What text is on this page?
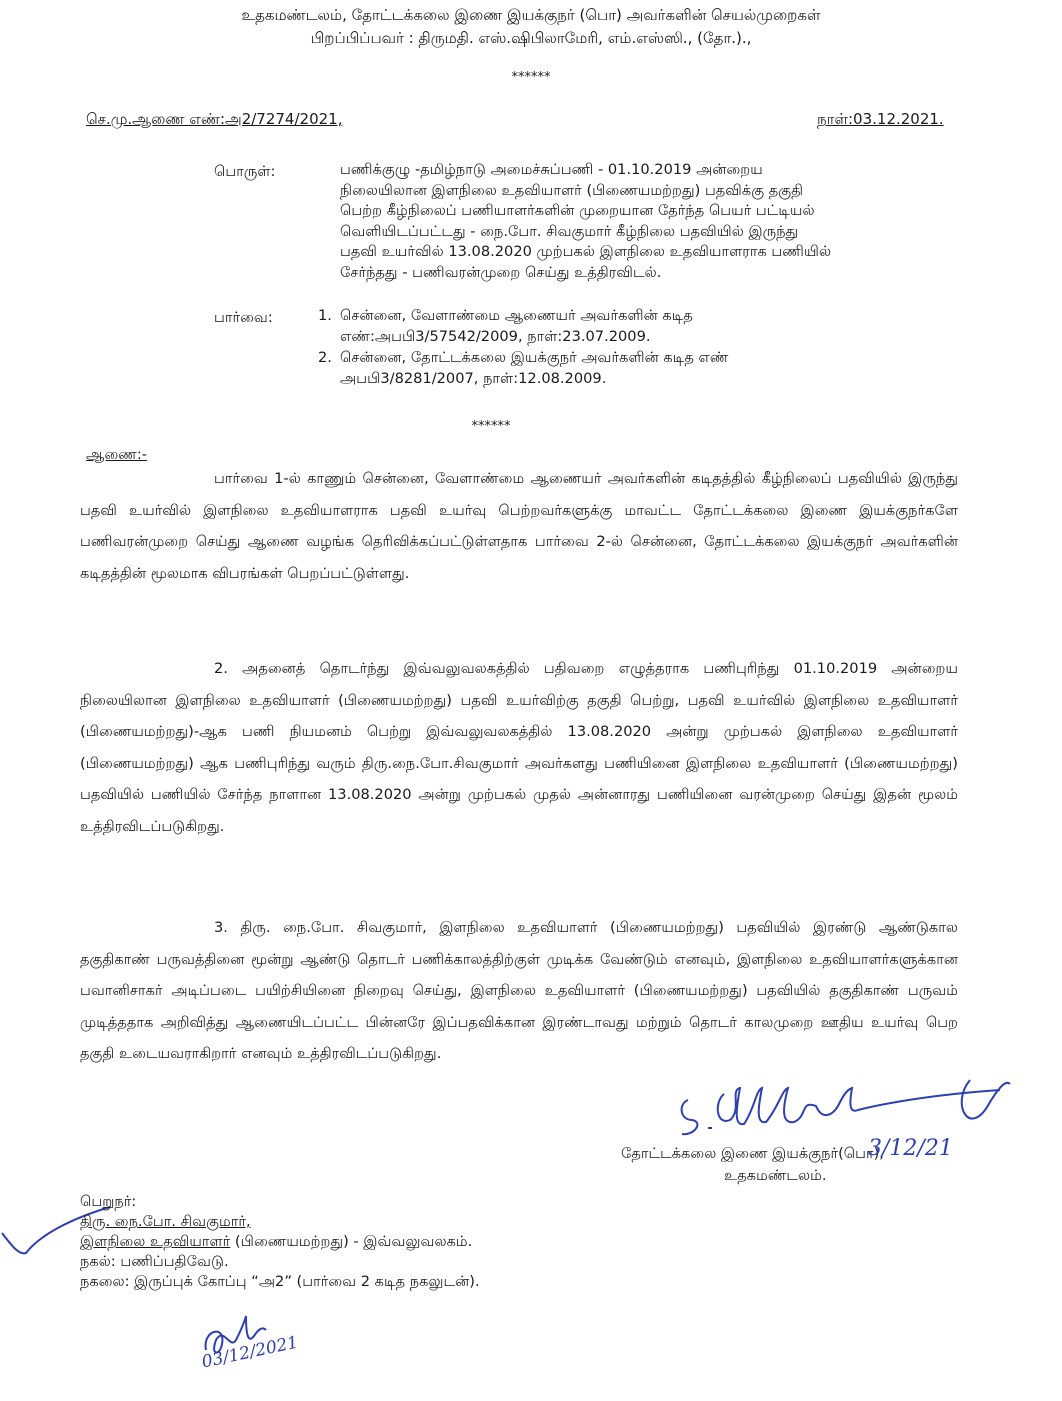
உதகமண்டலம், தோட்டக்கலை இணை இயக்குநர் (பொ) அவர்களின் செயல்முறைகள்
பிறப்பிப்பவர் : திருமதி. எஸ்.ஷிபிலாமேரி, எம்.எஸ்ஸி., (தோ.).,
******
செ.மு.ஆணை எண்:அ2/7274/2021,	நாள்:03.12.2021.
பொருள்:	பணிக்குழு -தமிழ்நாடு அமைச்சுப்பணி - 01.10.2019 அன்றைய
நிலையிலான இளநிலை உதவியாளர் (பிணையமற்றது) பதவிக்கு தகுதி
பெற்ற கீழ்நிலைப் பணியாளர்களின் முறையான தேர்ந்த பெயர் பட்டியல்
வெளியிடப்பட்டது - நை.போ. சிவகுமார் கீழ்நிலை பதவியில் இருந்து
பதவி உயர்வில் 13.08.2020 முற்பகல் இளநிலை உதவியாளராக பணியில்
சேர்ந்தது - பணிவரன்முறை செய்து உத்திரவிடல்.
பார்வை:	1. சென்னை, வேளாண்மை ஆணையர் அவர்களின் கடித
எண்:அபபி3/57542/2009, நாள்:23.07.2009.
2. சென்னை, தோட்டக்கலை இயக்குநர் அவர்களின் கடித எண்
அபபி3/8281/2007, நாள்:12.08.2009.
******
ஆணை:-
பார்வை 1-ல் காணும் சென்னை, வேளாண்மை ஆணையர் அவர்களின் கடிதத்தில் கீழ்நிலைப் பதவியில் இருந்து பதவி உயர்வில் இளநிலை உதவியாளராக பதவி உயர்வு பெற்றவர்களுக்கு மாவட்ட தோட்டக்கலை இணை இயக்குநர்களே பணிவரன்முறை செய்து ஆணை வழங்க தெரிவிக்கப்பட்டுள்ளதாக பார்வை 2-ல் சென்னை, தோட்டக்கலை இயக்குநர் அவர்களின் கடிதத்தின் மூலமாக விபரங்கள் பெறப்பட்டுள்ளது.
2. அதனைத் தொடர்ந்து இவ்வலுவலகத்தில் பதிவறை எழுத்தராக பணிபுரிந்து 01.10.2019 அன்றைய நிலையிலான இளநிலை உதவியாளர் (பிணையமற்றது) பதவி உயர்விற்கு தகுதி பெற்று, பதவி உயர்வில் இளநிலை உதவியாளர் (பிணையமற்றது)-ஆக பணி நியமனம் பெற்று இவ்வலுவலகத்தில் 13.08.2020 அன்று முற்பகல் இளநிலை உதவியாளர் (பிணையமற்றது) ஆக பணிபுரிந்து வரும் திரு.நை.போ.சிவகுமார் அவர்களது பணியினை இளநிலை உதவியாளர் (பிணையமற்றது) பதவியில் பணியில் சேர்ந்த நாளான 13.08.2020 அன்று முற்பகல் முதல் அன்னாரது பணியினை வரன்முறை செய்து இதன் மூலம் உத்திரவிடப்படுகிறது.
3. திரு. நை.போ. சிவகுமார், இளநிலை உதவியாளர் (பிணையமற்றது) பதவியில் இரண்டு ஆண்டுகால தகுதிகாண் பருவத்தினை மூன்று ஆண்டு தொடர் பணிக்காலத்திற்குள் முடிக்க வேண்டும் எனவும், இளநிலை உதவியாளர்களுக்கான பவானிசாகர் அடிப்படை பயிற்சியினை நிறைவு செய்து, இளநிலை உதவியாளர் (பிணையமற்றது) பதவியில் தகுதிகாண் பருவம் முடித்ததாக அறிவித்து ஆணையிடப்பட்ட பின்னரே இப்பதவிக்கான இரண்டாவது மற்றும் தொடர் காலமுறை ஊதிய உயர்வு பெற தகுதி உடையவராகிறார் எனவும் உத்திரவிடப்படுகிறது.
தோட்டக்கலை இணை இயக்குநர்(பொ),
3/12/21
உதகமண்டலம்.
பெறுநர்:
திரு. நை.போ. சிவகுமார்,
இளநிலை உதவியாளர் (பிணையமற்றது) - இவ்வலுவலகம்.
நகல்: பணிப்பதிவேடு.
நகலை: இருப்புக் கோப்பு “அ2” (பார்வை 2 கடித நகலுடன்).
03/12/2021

# # # # #

__Written exercise__: Using the material above, return every line exactly as it appears, minus the pictures.

__Written solution__:
What text is on this page?
உதகமண்டலம், தோட்டக்கலை இணை இயக்குநர் (பொ) அவர்களின் செயல்முறைகள்
பிறப்பிப்பவர் : திருமதி. எஸ்.ஷிபிலாமேரி, எம்.எஸ்ஸி., (தோ.).,
******
செ.மு.ஆணை எண்:அ2/7274/2021,	நாள்:03.12.2021.
பொருள்:	பணிக்குழு -தமிழ்நாடு அமைச்சுப்பணி - 01.10.2019 அன்றைய
நிலையிலான இளநிலை உதவியாளர் (பிணையமற்றது) பதவிக்கு தகுதி
பெற்ற கீழ்நிலைப் பணியாளர்களின் முறையான தேர்ந்த பெயர் பட்டியல்
வெளியிடப்பட்டது - நை.போ. சிவகுமார் கீழ்நிலை பதவியில் இருந்து
பதவி உயர்வில் 13.08.2020 முற்பகல் இளநிலை உதவியாளராக பணியில்
சேர்ந்தது - பணிவரன்முறை செய்து உத்திரவிடல்.
பார்வை:	1. சென்னை, வேளாண்மை ஆணையர் அவர்களின் கடித
எண்:அபபி3/57542/2009, நாள்:23.07.2009.
2. சென்னை, தோட்டக்கலை இயக்குநர் அவர்களின் கடித எண்
அபபி3/8281/2007, நாள்:12.08.2009.
******
ஆணை:-
பார்வை 1-ல் காணும் சென்னை, வேளாண்மை ஆணையர் அவர்களின் கடிதத்தில் கீழ்நிலைப் பதவியில் இருந்து பதவி உயர்வில் இளநிலை உதவியாளராக பதவி உயர்வு பெற்றவர்களுக்கு மாவட்ட தோட்டக்கலை இணை இயக்குநர்களே பணிவரன்முறை செய்து ஆணை வழங்க தெரிவிக்கப்பட்டுள்ளதாக பார்வை 2-ல் சென்னை, தோட்டக்கலை இயக்குநர் அவர்களின் கடிதத்தின் மூலமாக விபரங்கள் பெறப்பட்டுள்ளது.
2. அதனைத் தொடர்ந்து இவ்வலுவலகத்தில் பதிவறை எழுத்தராக பணிபுரிந்து 01.10.2019 அன்றைய நிலையிலான இளநிலை உதவியாளர் (பிணையமற்றது) பதவி உயர்விற்கு தகுதி பெற்று, பதவி உயர்வில் இளநிலை உதவியாளர் (பிணையமற்றது)-ஆக பணி நியமனம் பெற்று இவ்வலுவலகத்தில் 13.08.2020 அன்று முற்பகல் இளநிலை உதவியாளர் (பிணையமற்றது) ஆக பணிபுரிந்து வரும் திரு.நை.போ.சிவகுமார் அவர்களது பணியினை இளநிலை உதவியாளர் (பிணையமற்றது) பதவியில் பணியில் சேர்ந்த நாளான 13.08.2020 அன்று முற்பகல் முதல் அன்னாரது பணியினை வரன்முறை செய்து இதன் மூலம் உத்திரவிடப்படுகிறது.
3. திரு. நை.போ. சிவகுமார், இளநிலை உதவியாளர் (பிணையமற்றது) பதவியில் இரண்டு ஆண்டுகால தகுதிகாண் பருவத்தினை மூன்று ஆண்டு தொடர் பணிக்காலத்திற்குள் முடிக்க வேண்டும் எனவும், இளநிலை உதவியாளர்களுக்கான பவானிசாகர் அடிப்படை பயிற்சியினை நிறைவு செய்து, இளநிலை உதவியாளர் (பிணையமற்றது) பதவியில் தகுதிகாண் பருவம் முடித்ததாக அறிவித்து ஆணையிடப்பட்ட பின்னரே இப்பதவிக்கான இரண்டாவது மற்றும் தொடர் காலமுறை ஊதிய உயர்வு பெற தகுதி உடையவராகிறார் எனவும் உத்திரவிடப்படுகிறது.
தோட்டக்கலை இணை இயக்குநர்(பொ),
3/12/21
உதகமண்டலம்.
பெறுநர்:
திரு. நை.போ. சிவகுமார்,
இளநிலை உதவியாளர் (பிணையமற்றது) - இவ்வலுவலகம்.
நகல்: பணிப்பதிவேடு.
நகலை: இருப்புக் கோப்பு “அ2” (பார்வை 2 கடித நகலுடன்).
03/12/2021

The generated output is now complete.